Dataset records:
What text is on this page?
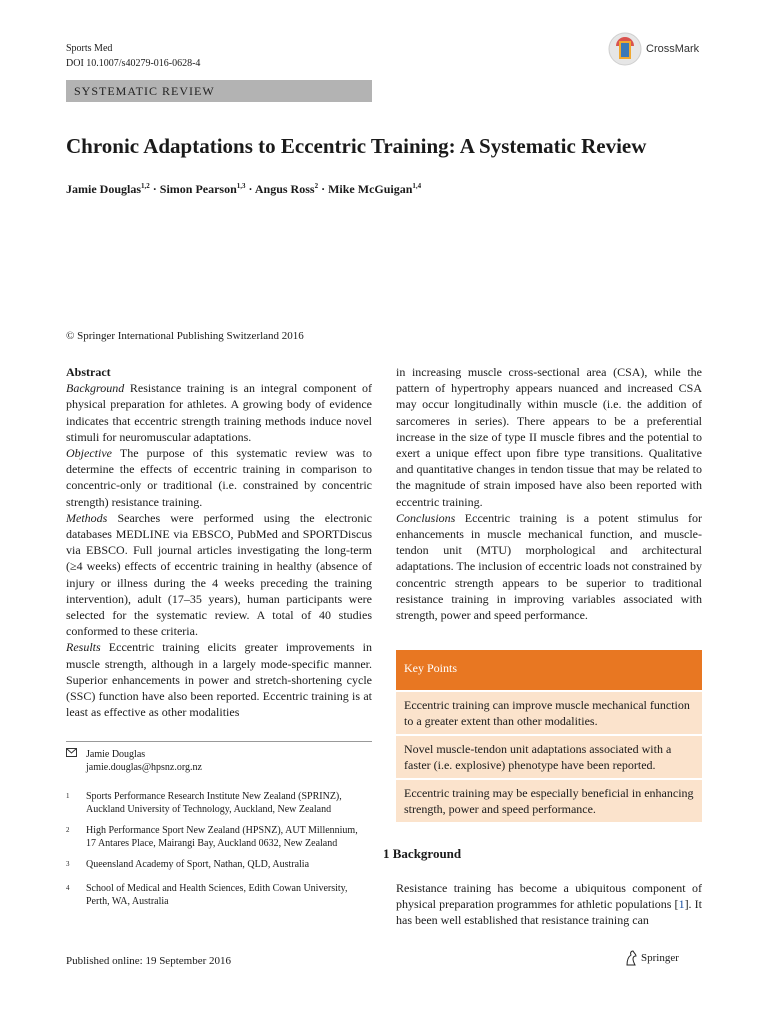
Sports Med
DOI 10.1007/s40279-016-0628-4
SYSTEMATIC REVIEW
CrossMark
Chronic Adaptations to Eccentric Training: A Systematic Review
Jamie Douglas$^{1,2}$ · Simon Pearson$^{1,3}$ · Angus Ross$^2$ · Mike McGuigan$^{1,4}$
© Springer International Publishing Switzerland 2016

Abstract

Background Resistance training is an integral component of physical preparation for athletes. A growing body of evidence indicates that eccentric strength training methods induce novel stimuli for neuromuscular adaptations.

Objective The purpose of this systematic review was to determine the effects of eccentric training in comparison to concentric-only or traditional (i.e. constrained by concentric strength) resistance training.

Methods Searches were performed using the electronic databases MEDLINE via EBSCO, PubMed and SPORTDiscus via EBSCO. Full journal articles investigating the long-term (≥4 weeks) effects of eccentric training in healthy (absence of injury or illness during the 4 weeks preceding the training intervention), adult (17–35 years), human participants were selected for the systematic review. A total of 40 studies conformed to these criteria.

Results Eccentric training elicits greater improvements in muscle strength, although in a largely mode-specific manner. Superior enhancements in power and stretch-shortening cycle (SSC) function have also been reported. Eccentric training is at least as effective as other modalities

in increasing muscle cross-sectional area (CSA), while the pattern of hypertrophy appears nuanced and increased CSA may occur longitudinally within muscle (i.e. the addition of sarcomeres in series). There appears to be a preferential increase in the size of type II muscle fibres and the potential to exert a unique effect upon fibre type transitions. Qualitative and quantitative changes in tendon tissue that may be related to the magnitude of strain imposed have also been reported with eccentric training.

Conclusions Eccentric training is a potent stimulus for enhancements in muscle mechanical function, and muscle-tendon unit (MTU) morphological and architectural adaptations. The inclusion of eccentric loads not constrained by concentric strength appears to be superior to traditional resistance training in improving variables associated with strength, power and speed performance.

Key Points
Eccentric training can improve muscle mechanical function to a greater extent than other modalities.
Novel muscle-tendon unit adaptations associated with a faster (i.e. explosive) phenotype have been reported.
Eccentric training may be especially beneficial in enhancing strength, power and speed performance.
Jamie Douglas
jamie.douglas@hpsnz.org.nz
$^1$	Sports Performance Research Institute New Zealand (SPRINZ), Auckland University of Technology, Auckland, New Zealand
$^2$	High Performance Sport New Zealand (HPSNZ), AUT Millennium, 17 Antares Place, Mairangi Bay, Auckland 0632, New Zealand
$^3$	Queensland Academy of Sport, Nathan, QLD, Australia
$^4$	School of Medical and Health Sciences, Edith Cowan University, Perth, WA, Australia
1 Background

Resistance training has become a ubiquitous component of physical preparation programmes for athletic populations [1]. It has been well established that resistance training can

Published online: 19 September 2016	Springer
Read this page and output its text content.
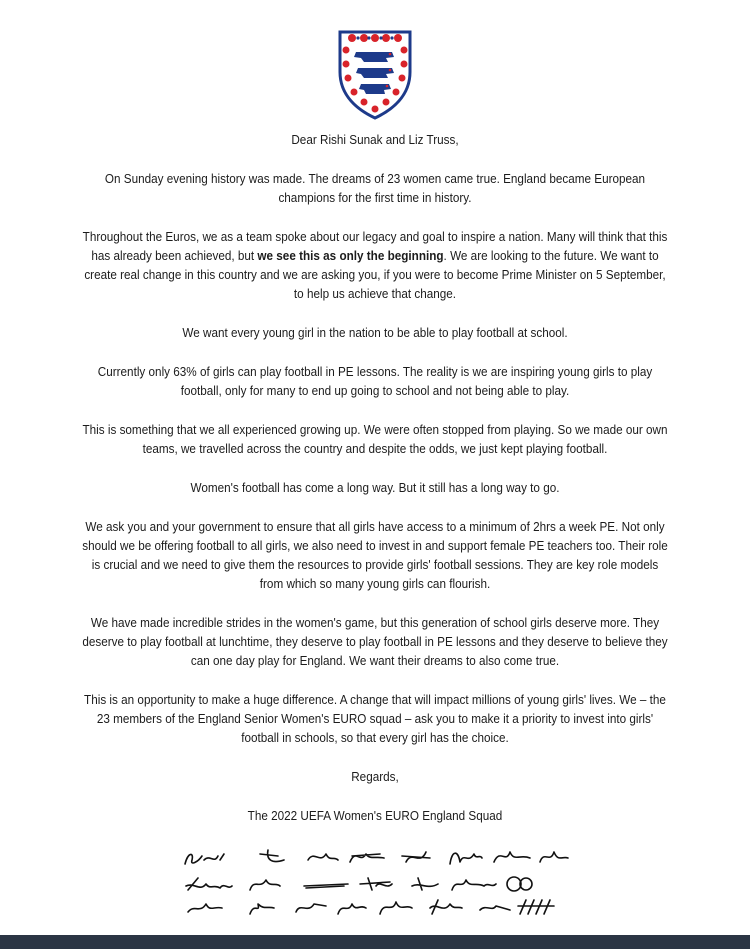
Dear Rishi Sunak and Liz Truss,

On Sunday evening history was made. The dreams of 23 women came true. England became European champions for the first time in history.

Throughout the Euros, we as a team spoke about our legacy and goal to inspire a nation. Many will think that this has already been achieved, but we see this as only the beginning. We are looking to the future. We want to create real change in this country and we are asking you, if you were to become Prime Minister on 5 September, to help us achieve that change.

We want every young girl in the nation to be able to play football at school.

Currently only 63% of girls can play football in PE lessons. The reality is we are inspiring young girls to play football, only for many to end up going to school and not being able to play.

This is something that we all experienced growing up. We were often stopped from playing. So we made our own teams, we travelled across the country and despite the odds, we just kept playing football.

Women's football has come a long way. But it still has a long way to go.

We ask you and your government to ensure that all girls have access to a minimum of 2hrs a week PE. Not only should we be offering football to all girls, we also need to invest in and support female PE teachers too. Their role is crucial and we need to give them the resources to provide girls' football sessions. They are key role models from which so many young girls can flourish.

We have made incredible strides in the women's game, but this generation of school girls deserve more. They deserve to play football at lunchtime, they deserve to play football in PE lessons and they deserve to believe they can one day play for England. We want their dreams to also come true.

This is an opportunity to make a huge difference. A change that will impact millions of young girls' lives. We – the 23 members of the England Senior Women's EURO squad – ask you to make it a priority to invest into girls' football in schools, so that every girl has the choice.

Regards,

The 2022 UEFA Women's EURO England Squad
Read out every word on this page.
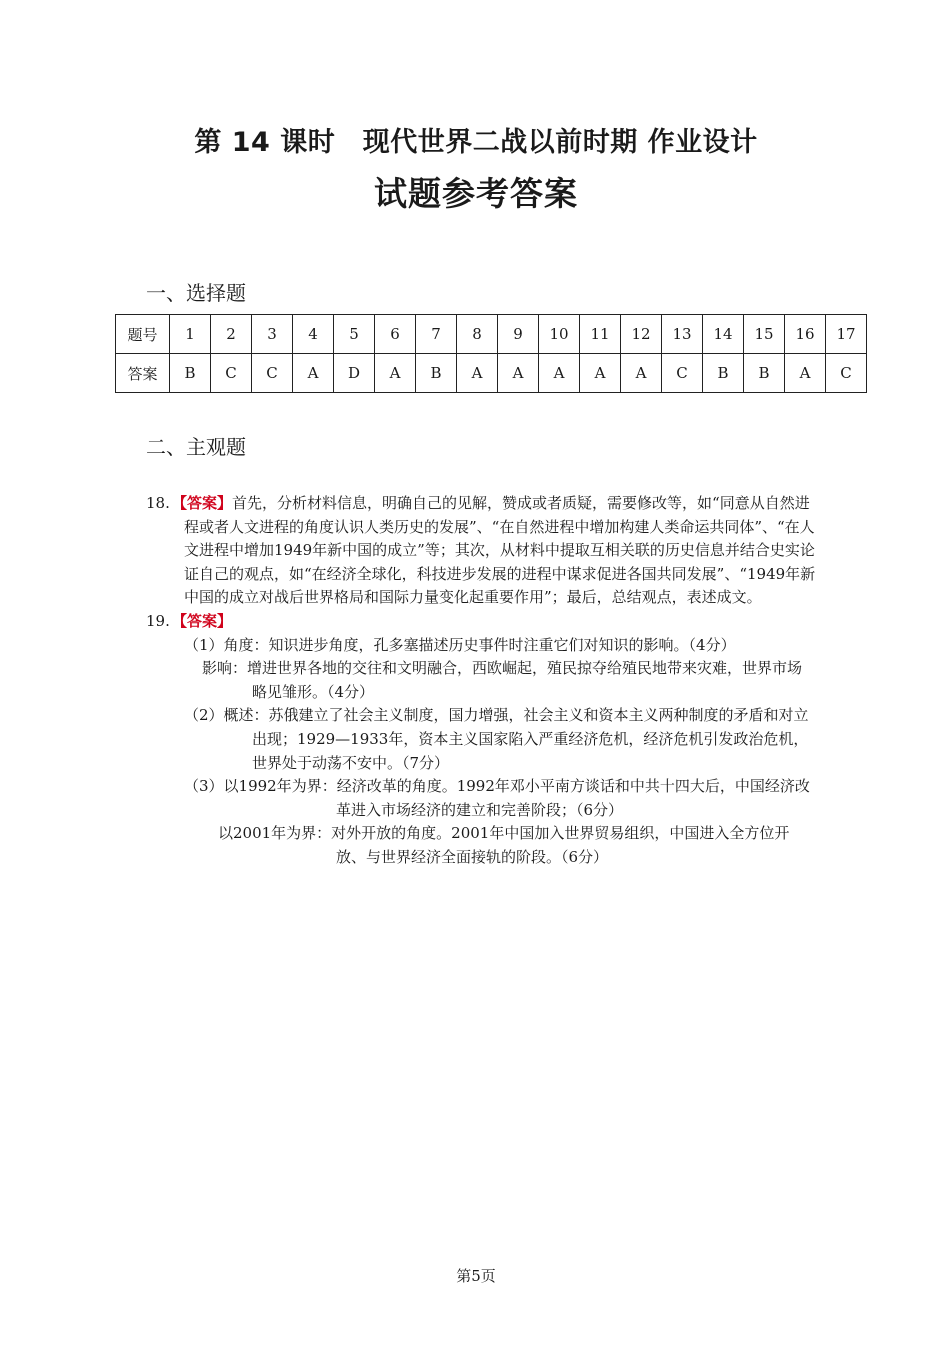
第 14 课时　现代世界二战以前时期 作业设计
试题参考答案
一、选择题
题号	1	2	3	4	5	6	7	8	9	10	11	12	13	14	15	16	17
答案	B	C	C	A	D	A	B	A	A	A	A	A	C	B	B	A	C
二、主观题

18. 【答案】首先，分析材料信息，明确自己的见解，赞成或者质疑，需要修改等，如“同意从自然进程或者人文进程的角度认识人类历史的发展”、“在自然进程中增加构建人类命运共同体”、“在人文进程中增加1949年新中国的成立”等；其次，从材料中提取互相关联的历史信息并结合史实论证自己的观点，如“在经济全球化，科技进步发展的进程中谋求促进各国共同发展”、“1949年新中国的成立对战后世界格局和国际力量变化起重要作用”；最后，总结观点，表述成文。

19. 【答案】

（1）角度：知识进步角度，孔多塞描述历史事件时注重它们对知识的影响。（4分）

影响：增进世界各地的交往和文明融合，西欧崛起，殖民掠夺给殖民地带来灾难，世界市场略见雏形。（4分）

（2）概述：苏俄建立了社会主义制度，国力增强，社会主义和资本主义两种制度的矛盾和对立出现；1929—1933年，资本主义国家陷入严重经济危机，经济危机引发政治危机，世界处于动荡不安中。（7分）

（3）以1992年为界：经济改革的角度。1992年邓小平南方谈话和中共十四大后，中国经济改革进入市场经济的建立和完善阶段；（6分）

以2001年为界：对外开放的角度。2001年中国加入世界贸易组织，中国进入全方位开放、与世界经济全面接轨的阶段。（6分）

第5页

_Task_
Set down all the entries exactly as they appear, but skip any pictures.

_Response to the exercise_
What text is on this page?
Sports Med
DOI 10.1007/s40279-016-0628-4
SYSTEMATIC REVIEW
CrossMark
Chronic Adaptations to Eccentric Training: A Systematic Review
Jamie Douglas$^{1,2}$ · Simon Pearson$^{1,3}$ · Angus Ross$^2$ · Mike McGuigan$^{1,4}$
© Springer International Publishing Switzerland 2016

Abstract

Background Resistance training is an integral component of physical preparation for athletes. A growing body of evidence indicates that eccentric strength training methods induce novel stimuli for neuromuscular adaptations.

Objective The purpose of this systematic review was to determine the effects of eccentric training in comparison to concentric-only or traditional (i.e. constrained by concentric strength) resistance training.

Methods Searches were performed using the electronic databases MEDLINE via EBSCO, PubMed and SPORTDiscus via EBSCO. Full journal articles investigating the long-term (≥4 weeks) effects of eccentric training in healthy (absence of injury or illness during the 4 weeks preceding the training intervention), adult (17–35 years), human participants were selected for the systematic review. A total of 40 studies conformed to these criteria.

Results Eccentric training elicits greater improvements in muscle strength, although in a largely mode-specific manner. Superior enhancements in power and stretch-shortening cycle (SSC) function have also been reported. Eccentric training is at least as effective as other modalities

in increasing muscle cross-sectional area (CSA), while the pattern of hypertrophy appears nuanced and increased CSA may occur longitudinally within muscle (i.e. the addition of sarcomeres in series). There appears to be a preferential increase in the size of type II muscle fibres and the potential to exert a unique effect upon fibre type transitions. Qualitative and quantitative changes in tendon tissue that may be related to the magnitude of strain imposed have also been reported with eccentric training.

Conclusions Eccentric training is a potent stimulus for enhancements in muscle mechanical function, and muscle-tendon unit (MTU) morphological and architectural adaptations. The inclusion of eccentric loads not constrained by concentric strength appears to be superior to traditional resistance training in improving variables associated with strength, power and speed performance.

Key Points
Eccentric training can improve muscle mechanical function to a greater extent than other modalities.
Novel muscle-tendon unit adaptations associated with a faster (i.e. explosive) phenotype have been reported.
Eccentric training may be especially beneficial in enhancing strength, power and speed performance.
Jamie Douglas
jamie.douglas@hpsnz.org.nz
$^1$	Sports Performance Research Institute New Zealand (SPRINZ), Auckland University of Technology, Auckland, New Zealand
$^2$	High Performance Sport New Zealand (HPSNZ), AUT Millennium, 17 Antares Place, Mairangi Bay, Auckland 0632, New Zealand
$^3$	Queensland Academy of Sport, Nathan, QLD, Australia
$^4$	School of Medical and Health Sciences, Edith Cowan University, Perth, WA, Australia
1 Background

Resistance training has become a ubiquitous component of physical preparation programmes for athletic populations [1]. It has been well established that resistance training can

Published online: 19 September 2016	Springer
Read this page and output its text content.
Dear Rishi Sunak and Liz Truss,

On Sunday evening history was made. The dreams of 23 women came true. England became European champions for the first time in history.

Throughout the Euros, we as a team spoke about our legacy and goal to inspire a nation. Many will think that this has already been achieved, but we see this as only the beginning. We are looking to the future. We want to create real change in this country and we are asking you, if you were to become Prime Minister on 5 September, to help us achieve that change.

We want every young girl in the nation to be able to play football at school.

Currently only 63% of girls can play football in PE lessons. The reality is we are inspiring young girls to play football, only for many to end up going to school and not being able to play.

This is something that we all experienced growing up. We were often stopped from playing. So we made our own teams, we travelled across the country and despite the odds, we just kept playing football.

Women's football has come a long way. But it still has a long way to go.

We ask you and your government to ensure that all girls have access to a minimum of 2hrs a week PE. Not only should we be offering football to all girls, we also need to invest in and support female PE teachers too. Their role is crucial and we need to give them the resources to provide girls' football sessions. They are key role models from which so many young girls can flourish.

We have made incredible strides in the women's game, but this generation of school girls deserve more. They deserve to play football at lunchtime, they deserve to play football in PE lessons and they deserve to believe they can one day play for England. We want their dreams to also come true.

This is an opportunity to make a huge difference. A change that will impact millions of young girls' lives. We – the 23 members of the England Senior Women's EURO squad – ask you to make it a priority to invest into girls' football in schools, so that every girl has the choice.

Regards,

The 2022 UEFA Women's EURO England Squad
Read out every word on this page.
第 14 课时　现代世界二战以前时期 作业设计
试题参考答案
一、选择题
题号	1	2	3	4	5	6	7	8	9	10	11	12	13	14	15	16	17
答案	B	C	C	A	D	A	B	A	A	A	A	A	C	B	B	A	C
二、主观题

18. 【答案】首先，分析材料信息，明确自己的见解，赞成或者质疑，需要修改等，如“同意从自然进程或者人文进程的角度认识人类历史的发展”、“在自然进程中增加构建人类命运共同体”、“在人文进程中增加1949年新中国的成立”等；其次，从材料中提取互相关联的历史信息并结合史实论证自己的观点，如“在经济全球化，科技进步发展的进程中谋求促进各国共同发展”、“1949年新中国的成立对战后世界格局和国际力量变化起重要作用”；最后，总结观点，表述成文。

19. 【答案】

（1）角度：知识进步角度，孔多塞描述历史事件时注重它们对知识的影响。（4分）

影响：增进世界各地的交往和文明融合，西欧崛起，殖民掠夺给殖民地带来灾难，世界市场略见雏形。（4分）

（2）概述：苏俄建立了社会主义制度，国力增强，社会主义和资本主义两种制度的矛盾和对立出现；1929—1933年，资本主义国家陷入严重经济危机，经济危机引发政治危机，世界处于动荡不安中。（7分）

（3）以1992年为界：经济改革的角度。1992年邓小平南方谈话和中共十四大后，中国经济改革进入市场经济的建立和完善阶段；（6分）

以2001年为界：对外开放的角度。2001年中国加入世界贸易组织，中国进入全方位开放、与世界经济全面接轨的阶段。（6分）

第5页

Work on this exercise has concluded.